__QUESTIONS TO ANSWER__:
A: Answer these questions using the article on FiberLight's South Florida network upgrade:
(i) What percentage of FiberLight's South Florida network will the upgrade affect?
(ii) What range of speeds will the 6500 platform support for wavelength connectivity across Miami data centers?
(iii) What is Jeff Chapman's position at FiberLight?
B: Does each statement below agree with the article on FiberLight's South Florida network upgrade? Answer yes or no, and quote the words from the article that decide it.
(i) The network upgrade runs from North Palm Beach to Doral.
(ii) The 5160 Service Aggregation Switch is the platform that will provide wavelength connectivity across Miami data centers.
(iii) Chapman described the Palm Beach area as a troubled area.
C: Can you repeat, word for word, the part of the article on FiberLight's South Florida network upgrade that opens with the words containing "Running from North" and closes with "and Peak 10."?

__SELECTED PASSAGE__:
■ ■ ■

By Sean Buckley
FiberLight has employed Ciena’s 6500 converged packet optical platform and 5160 Service Aggregation switch for an optical network overbuild of its South Florida network, a move it says will enable it to better respond to higher speed requirements from its mix of business and wholesale customers.
Running from North Palm Beach to Doral, the network upgrade will affect 70 percent of FiberLight’s South Florida network.
Upon completion later this month, the upgraded core network will connect to nearly every data center in the region and will feature DWDM-based nodes and Ethernet aggregation switches at six data centers in Miami, including the NAP of the Americas, two Equinix locations, Miami Data Vault, QTS and Peak 10.
Each of the Ciena platforms will serve distinct roles in this network overlay.
The 6500 platform will enable FiberLight to deploy wavelength connectivity across data centers in the Miami region at speeds ranging from 10G through 100G.
Meanwhile, Ciena’s 5160 Service Aggregation Switch, which includes OneControl Unified Management System for faster service turn-up and end-to-end visibility, will deliver business services such as Ethernet.
“The 6500 platform is perfect for the growth of our core backbone and it offers the range of services and scalability for all of our existing as well as our new customers primarily in the data center areas of the South Florida region, which is a key point of focus for FiberLight,” said Jeff Chapman, executive vice president of engineering services for FiberLight, in an interview with FierceTelecom.
Providing traditional connectivity services is just part of this network build. Chapman said the new platforms and the overlay network build will enable it to support new service capabilities, such as bandwidth on demand and extending services to smaller businesses.
“Being with Ciena, we could focus on the core systems and where to deliver not only the most versatile platform, but also something that maximizes and improves our operational efficiency by providing such things as bandwidth on demand and local platforms of services throughout the market,” Chapman said. “One of our troubled areas was the Palm Beach area, which we have now gotten on the core network and it gives us connectivity down to the NAP of the Americas in order to get the bigger bandwidth opportunities not only from the data carriers there, but also from small and medium enterprises as well.”

■ ■ ■

__PROVIDED MATERIAL__:
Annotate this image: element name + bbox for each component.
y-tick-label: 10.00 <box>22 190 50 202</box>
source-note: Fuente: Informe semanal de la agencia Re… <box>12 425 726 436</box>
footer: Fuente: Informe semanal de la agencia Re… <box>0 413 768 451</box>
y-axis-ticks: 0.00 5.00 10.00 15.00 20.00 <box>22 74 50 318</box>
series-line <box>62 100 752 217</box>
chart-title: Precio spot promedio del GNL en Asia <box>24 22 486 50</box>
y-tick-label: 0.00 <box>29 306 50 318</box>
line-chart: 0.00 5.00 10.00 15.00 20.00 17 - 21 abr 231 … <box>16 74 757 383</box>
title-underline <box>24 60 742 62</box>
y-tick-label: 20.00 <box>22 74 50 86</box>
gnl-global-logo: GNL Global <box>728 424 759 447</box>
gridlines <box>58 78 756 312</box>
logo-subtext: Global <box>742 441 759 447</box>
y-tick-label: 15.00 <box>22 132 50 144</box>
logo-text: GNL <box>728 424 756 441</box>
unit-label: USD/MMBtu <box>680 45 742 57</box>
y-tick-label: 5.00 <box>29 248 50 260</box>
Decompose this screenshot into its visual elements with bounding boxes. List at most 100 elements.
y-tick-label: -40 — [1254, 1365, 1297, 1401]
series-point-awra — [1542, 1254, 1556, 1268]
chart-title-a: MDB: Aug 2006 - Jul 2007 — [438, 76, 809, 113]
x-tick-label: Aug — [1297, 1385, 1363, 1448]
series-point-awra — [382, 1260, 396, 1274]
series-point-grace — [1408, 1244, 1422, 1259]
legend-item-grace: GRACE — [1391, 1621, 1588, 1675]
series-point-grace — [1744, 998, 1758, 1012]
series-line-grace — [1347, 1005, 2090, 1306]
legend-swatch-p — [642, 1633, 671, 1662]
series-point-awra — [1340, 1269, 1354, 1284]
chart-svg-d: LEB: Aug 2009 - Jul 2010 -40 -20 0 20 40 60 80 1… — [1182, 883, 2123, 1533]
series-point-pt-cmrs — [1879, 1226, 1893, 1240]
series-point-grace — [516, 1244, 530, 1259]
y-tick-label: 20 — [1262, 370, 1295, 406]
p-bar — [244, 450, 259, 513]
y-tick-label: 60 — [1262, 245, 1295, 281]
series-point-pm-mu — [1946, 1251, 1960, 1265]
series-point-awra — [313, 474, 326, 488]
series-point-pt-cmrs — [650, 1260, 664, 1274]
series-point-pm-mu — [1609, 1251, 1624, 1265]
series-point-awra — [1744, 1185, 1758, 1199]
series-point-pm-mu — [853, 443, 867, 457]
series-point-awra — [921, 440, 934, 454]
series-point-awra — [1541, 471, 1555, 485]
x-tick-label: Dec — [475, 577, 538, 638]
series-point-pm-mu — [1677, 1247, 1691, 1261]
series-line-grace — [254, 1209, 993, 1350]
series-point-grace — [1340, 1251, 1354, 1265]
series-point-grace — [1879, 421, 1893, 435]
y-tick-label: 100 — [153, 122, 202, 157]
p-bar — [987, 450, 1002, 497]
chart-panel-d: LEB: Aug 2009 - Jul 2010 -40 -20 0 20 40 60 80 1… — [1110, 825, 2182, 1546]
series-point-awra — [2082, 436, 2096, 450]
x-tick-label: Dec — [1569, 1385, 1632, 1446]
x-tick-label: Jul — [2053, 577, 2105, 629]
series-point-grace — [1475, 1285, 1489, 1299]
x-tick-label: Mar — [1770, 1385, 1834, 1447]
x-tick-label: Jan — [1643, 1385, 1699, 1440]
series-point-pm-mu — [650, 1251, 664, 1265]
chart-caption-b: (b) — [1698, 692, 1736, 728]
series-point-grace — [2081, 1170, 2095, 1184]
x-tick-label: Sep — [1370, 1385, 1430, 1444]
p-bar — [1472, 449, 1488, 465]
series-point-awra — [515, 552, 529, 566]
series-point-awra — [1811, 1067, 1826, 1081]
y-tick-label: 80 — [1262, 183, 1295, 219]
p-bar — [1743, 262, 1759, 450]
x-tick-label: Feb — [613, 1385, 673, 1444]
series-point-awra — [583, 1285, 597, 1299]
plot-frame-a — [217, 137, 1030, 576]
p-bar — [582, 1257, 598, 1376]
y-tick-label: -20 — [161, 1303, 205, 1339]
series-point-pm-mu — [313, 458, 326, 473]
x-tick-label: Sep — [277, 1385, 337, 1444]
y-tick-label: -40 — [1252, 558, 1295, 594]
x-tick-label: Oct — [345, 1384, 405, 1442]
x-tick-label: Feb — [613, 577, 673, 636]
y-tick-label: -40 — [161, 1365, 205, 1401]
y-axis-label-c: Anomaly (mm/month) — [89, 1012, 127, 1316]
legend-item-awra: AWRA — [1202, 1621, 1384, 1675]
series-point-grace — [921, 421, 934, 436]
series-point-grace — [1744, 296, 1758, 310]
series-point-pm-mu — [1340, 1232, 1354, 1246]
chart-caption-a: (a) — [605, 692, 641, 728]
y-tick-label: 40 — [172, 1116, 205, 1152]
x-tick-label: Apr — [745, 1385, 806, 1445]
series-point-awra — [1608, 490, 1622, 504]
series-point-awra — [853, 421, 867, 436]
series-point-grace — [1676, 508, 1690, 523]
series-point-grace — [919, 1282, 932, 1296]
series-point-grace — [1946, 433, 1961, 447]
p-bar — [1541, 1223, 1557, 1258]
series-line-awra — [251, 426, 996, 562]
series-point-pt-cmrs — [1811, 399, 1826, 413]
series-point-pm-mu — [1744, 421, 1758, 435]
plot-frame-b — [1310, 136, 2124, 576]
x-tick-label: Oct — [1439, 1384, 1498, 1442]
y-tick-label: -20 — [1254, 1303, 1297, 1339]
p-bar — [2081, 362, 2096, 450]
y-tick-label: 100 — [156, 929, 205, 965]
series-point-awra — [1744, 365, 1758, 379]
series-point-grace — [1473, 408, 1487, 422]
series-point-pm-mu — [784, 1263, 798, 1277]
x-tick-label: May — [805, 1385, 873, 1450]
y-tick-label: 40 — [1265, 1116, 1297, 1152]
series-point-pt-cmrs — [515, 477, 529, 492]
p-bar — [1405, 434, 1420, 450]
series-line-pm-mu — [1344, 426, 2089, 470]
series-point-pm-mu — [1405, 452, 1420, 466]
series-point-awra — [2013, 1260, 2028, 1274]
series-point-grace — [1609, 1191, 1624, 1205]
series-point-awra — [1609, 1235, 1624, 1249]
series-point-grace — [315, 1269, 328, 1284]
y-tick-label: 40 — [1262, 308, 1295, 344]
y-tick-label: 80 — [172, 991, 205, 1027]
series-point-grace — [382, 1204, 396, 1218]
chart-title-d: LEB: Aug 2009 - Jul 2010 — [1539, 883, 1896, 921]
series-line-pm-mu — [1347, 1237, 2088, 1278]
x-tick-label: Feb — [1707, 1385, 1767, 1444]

■ ■ ■

__SET OF ANSWERS__:
A:
(i) 70 percent.
(ii) 10G through 100G.
(iii) Executive vice president of engineering services.

B:
(i) Yes: "Running from North Palm Beach to Doral, the network upgrade will affect 70 percent of FiberLight’s South Florida network."
(ii) No: "The 6500 platform will enable FiberLight to deploy wavelength connectivity across data centers in the Miami region at speeds ranging from 10G through 100G."
(iii) Yes: "One of our troubled areas was the Palm Beach area"

C:
Running from North Palm Beach to Doral, the network upgrade will affect 70 percent of FiberLight’s South Florida network.
Upon completion later this month, the upgraded core network will connect to nearly every data center in the region and will feature DWDM-based nodes and Ethernet aggregation switches at six data centers in Miami, including the NAP of the Americas, two Equinix locations, Miami Data Vault, QTS and Peak 10.